• Lines of data:
▬▬▬▬▬▬

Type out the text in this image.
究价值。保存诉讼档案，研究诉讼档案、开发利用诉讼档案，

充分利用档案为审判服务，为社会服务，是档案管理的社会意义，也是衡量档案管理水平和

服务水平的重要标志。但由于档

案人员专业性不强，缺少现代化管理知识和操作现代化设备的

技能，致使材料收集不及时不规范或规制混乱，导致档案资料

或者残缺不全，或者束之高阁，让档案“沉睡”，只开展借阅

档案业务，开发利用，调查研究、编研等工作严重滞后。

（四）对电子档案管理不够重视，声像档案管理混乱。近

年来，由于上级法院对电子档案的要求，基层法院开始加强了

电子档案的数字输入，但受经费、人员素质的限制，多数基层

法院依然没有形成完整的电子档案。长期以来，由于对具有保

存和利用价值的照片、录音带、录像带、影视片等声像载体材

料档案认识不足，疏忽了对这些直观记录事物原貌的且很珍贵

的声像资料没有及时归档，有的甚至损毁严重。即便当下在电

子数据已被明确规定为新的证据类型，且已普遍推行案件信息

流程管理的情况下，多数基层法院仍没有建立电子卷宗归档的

▬▬▬▬▬▬

• GOAL:
The records above must be output exactly, in full.

• THE REPLY:
Type out the text in this image.
究价值。保存诉讼档案，研究诉讼档案、开发利用诉讼档案，

充分利用档案为审判服务，为社会服务，是档案管理的社会意义，也是衡量档案管理水平和

服务水平的重要标志。但由于档

案人员专业性不强，缺少现代化管理知识和操作现代化设备的

技能，致使材料收集不及时不规范或规制混乱，导致档案资料

或者残缺不全，或者束之高阁，让档案“沉睡”，只开展借阅

档案业务，开发利用，调查研究、编研等工作严重滞后。

（四）对电子档案管理不够重视，声像档案管理混乱。近

年来，由于上级法院对电子档案的要求，基层法院开始加强了

电子档案的数字输入，但受经费、人员素质的限制，多数基层

法院依然没有形成完整的电子档案。长期以来，由于对具有保

存和利用价值的照片、录音带、录像带、影视片等声像载体材

料档案认识不足，疏忽了对这些直观记录事物原貌的且很珍贵

的声像资料没有及时归档，有的甚至损毁严重。即便当下在电

子数据已被明确规定为新的证据类型，且已普遍推行案件信息

流程管理的情况下，多数基层法院仍没有建立电子卷宗归档的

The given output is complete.